**WRITTEN INSTRUCTION:** Copy out the material verbatim, from the line containing "logo-line-1: MINISTERIO PÚBLICO" to the line containing "category-label: CPFVI-Cuyo [396,407,458,419]", including both of those lines.

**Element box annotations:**
— Start —
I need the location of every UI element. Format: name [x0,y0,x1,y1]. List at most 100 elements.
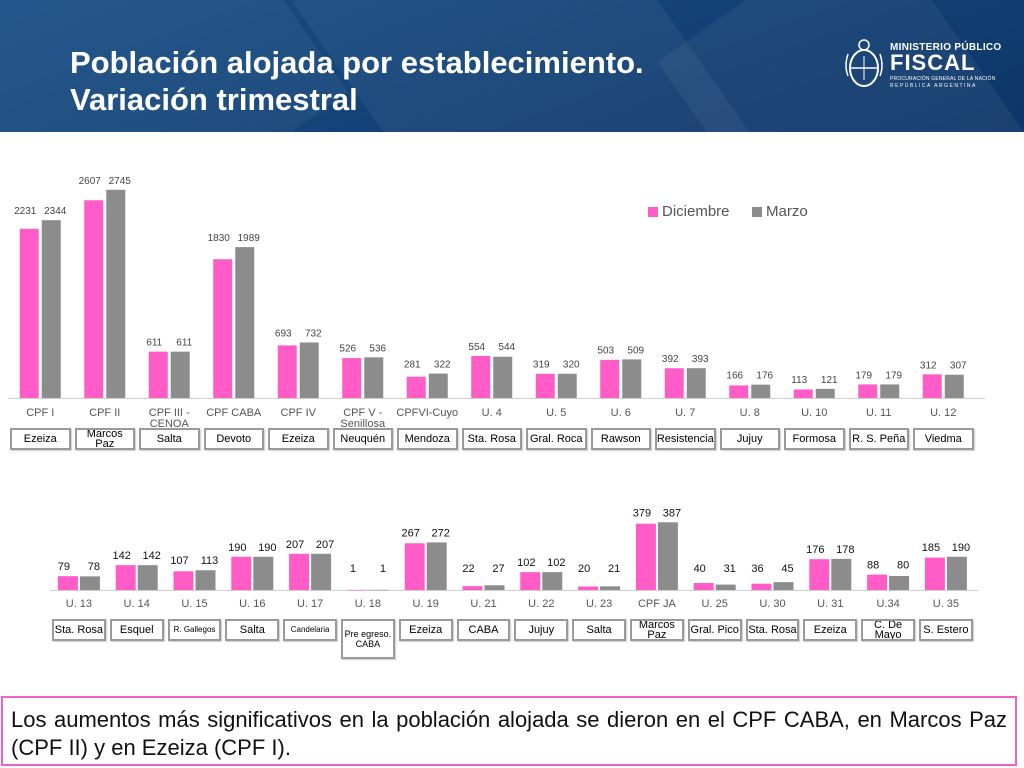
logo-line-1: MINISTERIO PÚBLICO [890,42,1002,53]
data-label-diciembre: 40 [694,563,706,575]
bar-diciembre [148,351,168,398]
location-box: Neuquén [332,428,393,450]
category-label: CPF CABA [206,407,262,419]
bar-diciembre [600,359,620,398]
bar-marzo [946,556,967,590]
location-box: Esquel [109,619,164,641]
bar-marzo [299,342,319,398]
data-label-marzo: 176 [756,371,773,382]
data-label-diciembre: 142 [113,550,131,562]
category-label: CPFVI-Cuyo [396,407,458,419]
bar-marzo [428,373,448,398]
bar-marzo [195,570,216,590]
category-label: U. 6 [611,407,631,419]
data-label-diciembre: 611 [146,338,162,349]
data-label-diciembre: 2231 [14,206,37,217]
bar-diciembre [84,200,104,398]
bar-marzo [426,542,447,590]
location-box: Jujuy [719,428,780,450]
data-label-diciembre: 392 [662,354,679,365]
location-box: CABA [456,619,511,641]
bar-diciembre [924,557,945,590]
data-label-marzo: 27 [492,563,504,575]
data-label-marzo: 179 [885,370,902,381]
bar-diciembre [115,565,136,590]
title-line-2: Variación trimestral [70,82,358,117]
data-label-marzo: 31 [724,563,736,575]
category-label: U.34 [876,598,899,610]
data-label-marzo: 509 [627,345,644,356]
location-box: Ezeiza [398,619,453,641]
location-box: Devoto [203,428,264,450]
category-label: U. 25 [702,598,728,610]
category-label: CPF V - [343,407,382,419]
location-box: Candelaria [283,619,337,641]
category-label: U. 21 [470,598,496,610]
legend-swatch-diciembre [648,207,658,217]
bar-diciembre [858,384,878,398]
location-box: Ezeiza [268,428,329,450]
footer-note: Los aumentos más significativos en la po… [1,696,1017,766]
category-label: CPF II [89,407,120,419]
coat-of-arms-icon [845,39,883,87]
title-line-1: Población alojada por establecimiento. [70,45,644,80]
bar-marzo [493,356,513,398]
category-label: U. 23 [586,598,612,610]
location-box: Marcos Paz [74,428,135,450]
data-label-marzo: 544 [498,342,515,353]
location-box: Formosa [784,428,845,450]
bar-diciembre [751,583,772,590]
ministerio-logo: MINISTERIO PÚBLICO FISCAL PROCURACIÓN GE… [842,36,1001,98]
data-label-diciembre: 185 [922,542,940,554]
bar-diciembre [729,385,749,398]
data-label-diciembre: 281 [404,360,421,371]
category-label: U. 12 [930,407,956,419]
category-label: CPF I [26,407,54,419]
data-label-marzo: 142 [143,550,161,562]
data-label-diciembre: 267 [402,527,420,539]
category-label: U. 7 [675,407,695,419]
bar-diciembre [635,523,656,590]
data-label-diciembre: 526 [339,343,356,354]
location-box: Viedma [913,428,974,450]
location-box: Salta [572,619,626,641]
data-label-marzo: 387 [663,507,681,519]
bar-diciembre [809,559,830,590]
data-label-diciembre: 693 [275,328,292,339]
bar-diciembre [406,376,426,398]
bar-marzo [170,351,190,398]
bar-diciembre [693,583,714,590]
bar-diciembre [277,345,297,398]
data-label-marzo: 45 [781,563,793,575]
data-label-marzo: 611 [176,338,192,349]
bar-marzo [657,522,678,590]
data-label-diciembre: 207 [286,539,304,551]
bar-marzo [364,357,384,398]
bar-marzo [715,584,736,590]
bar-diciembre [535,373,555,398]
data-label-marzo: 536 [369,343,386,354]
data-label-marzo: 2745 [109,176,132,187]
location-box: R. Gallegos [167,619,222,641]
bar-marzo [622,359,642,398]
data-label-marzo: 21 [608,563,620,575]
bar-marzo [944,374,964,398]
category-label: CPF JA [638,598,677,610]
bar-diciembre [793,389,813,398]
data-label-diciembre: 113 [791,375,807,386]
location-box: Pre egreso. CABA [341,619,395,659]
data-label-diciembre: 166 [726,371,743,382]
bar-diciembre [19,228,39,398]
location-box: Salta [225,619,280,641]
data-label-diciembre: 1 [350,563,356,575]
bar-marzo [253,556,274,590]
bar-diciembre [57,576,78,590]
data-label-diciembre: 312 [920,360,937,371]
bar-marzo [79,576,100,590]
location-box: Ezeiza [10,428,71,450]
category-label: U. 16 [239,598,265,610]
data-label-marzo: 272 [432,527,450,539]
data-label-diciembre: 379 [633,507,651,519]
category-label: U. 17 [297,598,323,610]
— End —
**TASK RESULT:**
logo-line-1: MINISTERIO PÚBLICO [890,42,1002,53]
data-label-diciembre: 40 [694,563,706,575]
bar-diciembre [148,351,168,398]
location-box: Neuquén [332,428,393,450]
category-label: CPF CABA [206,407,262,419]
bar-diciembre [600,359,620,398]
bar-marzo [946,556,967,590]
location-box: Esquel [109,619,164,641]
bar-marzo [299,342,319,398]
data-label-marzo: 176 [756,371,773,382]
data-label-diciembre: 142 [113,550,131,562]
category-label: CPFVI-Cuyo [396,407,458,419]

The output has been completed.